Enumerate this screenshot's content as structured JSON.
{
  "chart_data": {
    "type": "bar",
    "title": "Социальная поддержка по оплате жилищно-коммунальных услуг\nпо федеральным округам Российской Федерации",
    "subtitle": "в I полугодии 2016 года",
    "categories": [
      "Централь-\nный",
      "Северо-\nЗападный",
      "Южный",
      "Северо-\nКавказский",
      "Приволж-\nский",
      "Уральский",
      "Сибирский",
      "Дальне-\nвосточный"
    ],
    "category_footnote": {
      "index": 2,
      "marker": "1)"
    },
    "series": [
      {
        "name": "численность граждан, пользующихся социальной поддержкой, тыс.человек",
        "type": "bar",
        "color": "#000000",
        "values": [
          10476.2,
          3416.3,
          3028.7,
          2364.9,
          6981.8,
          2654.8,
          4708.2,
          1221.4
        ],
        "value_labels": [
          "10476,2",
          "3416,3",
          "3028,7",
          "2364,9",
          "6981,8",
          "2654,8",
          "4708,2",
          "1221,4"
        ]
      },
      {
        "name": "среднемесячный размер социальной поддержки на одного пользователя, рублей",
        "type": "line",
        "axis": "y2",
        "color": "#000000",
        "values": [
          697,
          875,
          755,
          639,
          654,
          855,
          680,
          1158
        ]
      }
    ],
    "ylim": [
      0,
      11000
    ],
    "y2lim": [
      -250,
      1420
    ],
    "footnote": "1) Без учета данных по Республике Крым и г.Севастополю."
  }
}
= = = = = = =
### Instructions to follow
Extract each entry in full and write it down exactly.

### Complete response
Enumerate this screenshot's content as structured JSON.
{
  "chart_data": {
    "type": "bar",
    "title": "Социальная поддержка по оплате жилищно-коммунальных услуг\nпо федеральным округам Российской Федерации",
    "subtitle": "в I полугодии 2016 года",
    "categories": [
      "Централь-\nный",
      "Северо-\nЗападный",
      "Южный",
      "Северо-\nКавказский",
      "Приволж-\nский",
      "Уральский",
      "Сибирский",
      "Дальне-\nвосточный"
    ],
    "category_footnote": {
      "index": 2,
      "marker": "1)"
    },
    "series": [
      {
        "name": "численность граждан, пользующихся социальной поддержкой, тыс.человек",
        "type": "bar",
        "color": "#000000",
        "values": [
          10476.2,
          3416.3,
          3028.7,
          2364.9,
          6981.8,
          2654.8,
          4708.2,
          1221.4
        ],
        "value_labels": [
          "10476,2",
          "3416,3",
          "3028,7",
          "2364,9",
          "6981,8",
          "2654,8",
          "4708,2",
          "1221,4"
        ]
      },
      {
        "name": "среднемесячный размер социальной поддержки на одного пользователя, рублей",
        "type": "line",
        "axis": "y2",
        "color": "#000000",
        "values": [
          697,
          875,
          755,
          639,
          654,
          855,
          680,
          1158
        ]
      }
    ],
    "ylim": [
      0,
      11000
    ],
    "y2lim": [
      -250,
      1420
    ],
    "footnote": "1) Без учета данных по Республике Крым и г.Севастополю."
  }
}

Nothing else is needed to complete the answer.